(Saved entries)
§

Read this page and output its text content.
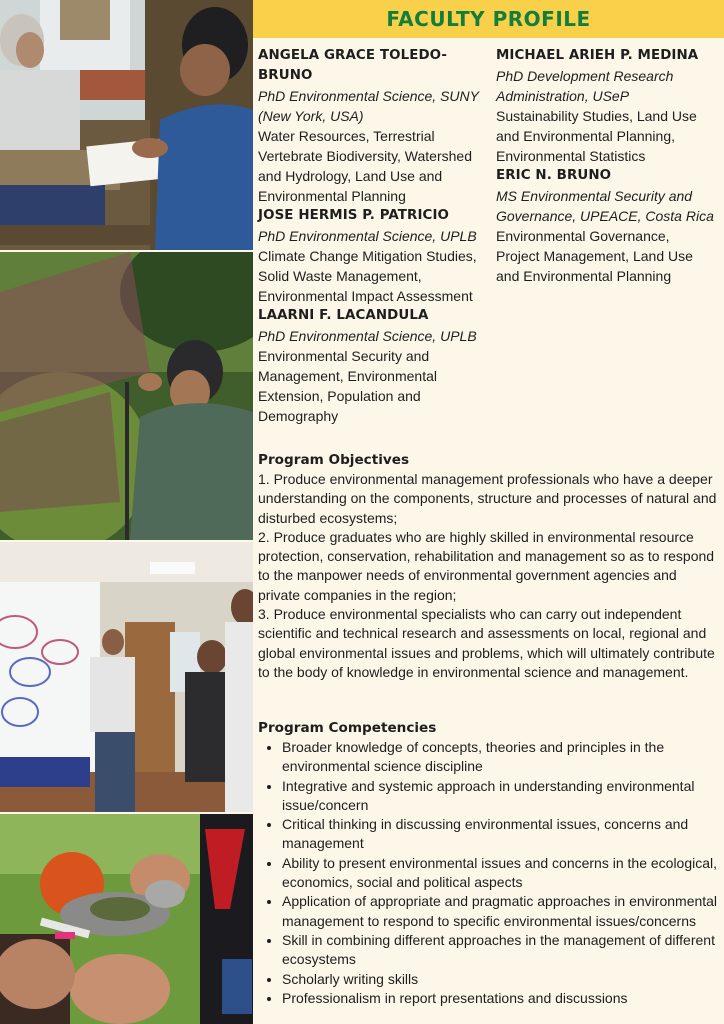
FACULTY PROFILE
ANGELA GRACE TOLEDO-BRUNO
PhD Environmental Science, SUNY (New York, USA)
Water Resources, Terrestrial Vertebrate Biodiversity, Watershed and Hydrology, Land Use and Environmental Planning
JOSE HERMIS P. PATRICIO
PhD Environmental Science, UPLB
Climate Change Mitigation Studies, Solid Waste Management, Environmental Impact Assessment
LAARNI F. LACANDULA
PhD Environmental Science, UPLB
Environmental Security and Management, Environmental Extension, Population and Demography
MICHAEL ARIEH P. MEDINA
PhD Development Research Administration, USeP
Sustainability Studies, Land Use and Environmental Planning, Environmental Statistics
ERIC N. BRUNO
MS Environmental Security and Governance, UPEACE, Costa Rica
Environmental Governance, Project Management, Land Use and Environmental Planning

Program Objectives

1. Produce environmental management professionals who have a deeper understanding on the components, structure and processes of natural and disturbed ecosystems;

2. Produce graduates who are highly skilled in environmental resource protection, conservation, rehabilitation and management so as to respond to the manpower needs of environmental government agencies and private companies in the region;

3. Produce environmental specialists who can carry out independent scientific and technical research and assessments on local, regional and global environmental issues and problems, which will ultimately contribute to the body of knowledge in environmental science and management.

Program Competencies

• Broader knowledge of concepts, theories and principles in the environmental science discipline
• Integrative and systemic approach in understanding environmental issue/concern
• Critical thinking in discussing environmental issues, concerns and management
• Ability to present environmental issues and concerns in the ecological, economics, social and political aspects
• Application of appropriate and pragmatic approaches in environmental management to respond to specific environmental issues/concerns
• Skill in combining different approaches in the management of different ecosystems
• Scholarly writing skills
• Professionalism in report presentations and discussions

§

* TASK
Write out the entries above word for word. Do not include the pictures.

* SOLUTION BELOW
Read this page and output its text content.
FACULTY PROFILE
ANGELA GRACE TOLEDO-BRUNO
PhD Environmental Science, SUNY (New York, USA)
Water Resources, Terrestrial Vertebrate Biodiversity, Watershed and Hydrology, Land Use and Environmental Planning
JOSE HERMIS P. PATRICIO
PhD Environmental Science, UPLB
Climate Change Mitigation Studies, Solid Waste Management, Environmental Impact Assessment
LAARNI F. LACANDULA
PhD Environmental Science, UPLB
Environmental Security and Management, Environmental Extension, Population and Demography
MICHAEL ARIEH P. MEDINA
PhD Development Research Administration, USeP
Sustainability Studies, Land Use and Environmental Planning, Environmental Statistics
ERIC N. BRUNO
MS Environmental Security and Governance, UPEACE, Costa Rica
Environmental Governance, Project Management, Land Use and Environmental Planning

Program Objectives

1. Produce environmental management professionals who have a deeper understanding on the components, structure and processes of natural and disturbed ecosystems;

2. Produce graduates who are highly skilled in environmental resource protection, conservation, rehabilitation and management so as to respond to the manpower needs of environmental government agencies and private companies in the region;

3. Produce environmental specialists who can carry out independent scientific and technical research and assessments on local, regional and global environmental issues and problems, which will ultimately contribute to the body of knowledge in environmental science and management.

Program Competencies

• Broader knowledge of concepts, theories and principles in the environmental science discipline
• Integrative and systemic approach in understanding environmental issue/concern
• Critical thinking in discussing environmental issues, concerns and management
• Ability to present environmental issues and concerns in the ecological, economics, social and political aspects
• Application of appropriate and pragmatic approaches in environmental management to respond to specific environmental issues/concerns
• Skill in combining different approaches in the management of different ecosystems
• Scholarly writing skills
• Professionalism in report presentations and discussions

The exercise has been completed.